- [Set exercise]:
Count lines, not occurrences: give the number of lines holding the word "C₃H₅Br₂Cl", and nothing besides.

(Recorded data)
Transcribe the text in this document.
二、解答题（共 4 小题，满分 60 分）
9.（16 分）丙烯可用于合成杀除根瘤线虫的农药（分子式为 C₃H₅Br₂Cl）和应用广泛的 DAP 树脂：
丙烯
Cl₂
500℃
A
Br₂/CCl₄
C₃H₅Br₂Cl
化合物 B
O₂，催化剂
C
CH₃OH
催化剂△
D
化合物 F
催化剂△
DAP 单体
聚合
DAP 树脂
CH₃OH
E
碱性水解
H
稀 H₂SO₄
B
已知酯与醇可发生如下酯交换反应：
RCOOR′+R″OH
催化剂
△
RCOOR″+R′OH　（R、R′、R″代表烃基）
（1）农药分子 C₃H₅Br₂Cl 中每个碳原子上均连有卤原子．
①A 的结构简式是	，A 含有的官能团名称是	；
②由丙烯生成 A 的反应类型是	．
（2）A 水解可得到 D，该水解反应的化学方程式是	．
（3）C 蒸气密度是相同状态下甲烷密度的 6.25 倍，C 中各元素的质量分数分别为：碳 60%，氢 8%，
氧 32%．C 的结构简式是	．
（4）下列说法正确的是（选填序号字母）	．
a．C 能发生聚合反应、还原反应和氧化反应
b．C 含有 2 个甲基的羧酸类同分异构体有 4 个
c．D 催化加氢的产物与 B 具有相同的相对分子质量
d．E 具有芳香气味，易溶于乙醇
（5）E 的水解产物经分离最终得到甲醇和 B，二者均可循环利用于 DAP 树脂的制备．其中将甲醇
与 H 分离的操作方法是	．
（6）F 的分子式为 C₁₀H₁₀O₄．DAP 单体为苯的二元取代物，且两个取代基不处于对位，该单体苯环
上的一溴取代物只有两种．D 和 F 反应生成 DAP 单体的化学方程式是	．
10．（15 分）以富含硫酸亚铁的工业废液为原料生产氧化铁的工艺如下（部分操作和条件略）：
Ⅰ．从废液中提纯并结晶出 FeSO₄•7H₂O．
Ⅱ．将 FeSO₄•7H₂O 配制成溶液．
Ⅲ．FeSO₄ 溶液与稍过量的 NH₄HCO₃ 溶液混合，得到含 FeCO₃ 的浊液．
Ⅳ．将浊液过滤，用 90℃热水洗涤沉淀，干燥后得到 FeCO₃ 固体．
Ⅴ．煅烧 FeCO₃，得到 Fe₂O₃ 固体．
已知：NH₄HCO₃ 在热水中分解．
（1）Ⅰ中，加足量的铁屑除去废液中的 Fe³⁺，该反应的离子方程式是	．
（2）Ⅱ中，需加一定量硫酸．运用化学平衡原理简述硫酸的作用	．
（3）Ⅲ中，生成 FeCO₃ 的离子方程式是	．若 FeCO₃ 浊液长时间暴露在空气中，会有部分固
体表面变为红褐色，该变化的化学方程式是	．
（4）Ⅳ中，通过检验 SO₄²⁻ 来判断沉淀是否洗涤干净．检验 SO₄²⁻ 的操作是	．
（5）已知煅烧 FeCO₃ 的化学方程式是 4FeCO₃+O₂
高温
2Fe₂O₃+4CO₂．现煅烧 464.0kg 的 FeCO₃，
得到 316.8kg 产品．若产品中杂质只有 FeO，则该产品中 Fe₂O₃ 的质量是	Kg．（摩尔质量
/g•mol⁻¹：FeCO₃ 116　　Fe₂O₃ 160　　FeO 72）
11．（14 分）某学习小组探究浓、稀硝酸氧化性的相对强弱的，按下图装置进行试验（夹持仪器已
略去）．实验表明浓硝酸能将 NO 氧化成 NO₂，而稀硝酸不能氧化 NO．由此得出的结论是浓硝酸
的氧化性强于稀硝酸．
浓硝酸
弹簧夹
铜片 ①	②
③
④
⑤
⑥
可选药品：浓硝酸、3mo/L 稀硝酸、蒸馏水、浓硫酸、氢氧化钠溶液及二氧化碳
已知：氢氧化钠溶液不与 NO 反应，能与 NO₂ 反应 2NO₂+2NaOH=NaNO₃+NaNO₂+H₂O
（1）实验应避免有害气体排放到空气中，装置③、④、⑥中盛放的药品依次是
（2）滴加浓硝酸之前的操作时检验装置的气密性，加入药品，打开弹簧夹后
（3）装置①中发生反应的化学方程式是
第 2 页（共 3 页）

- [Reply]:
3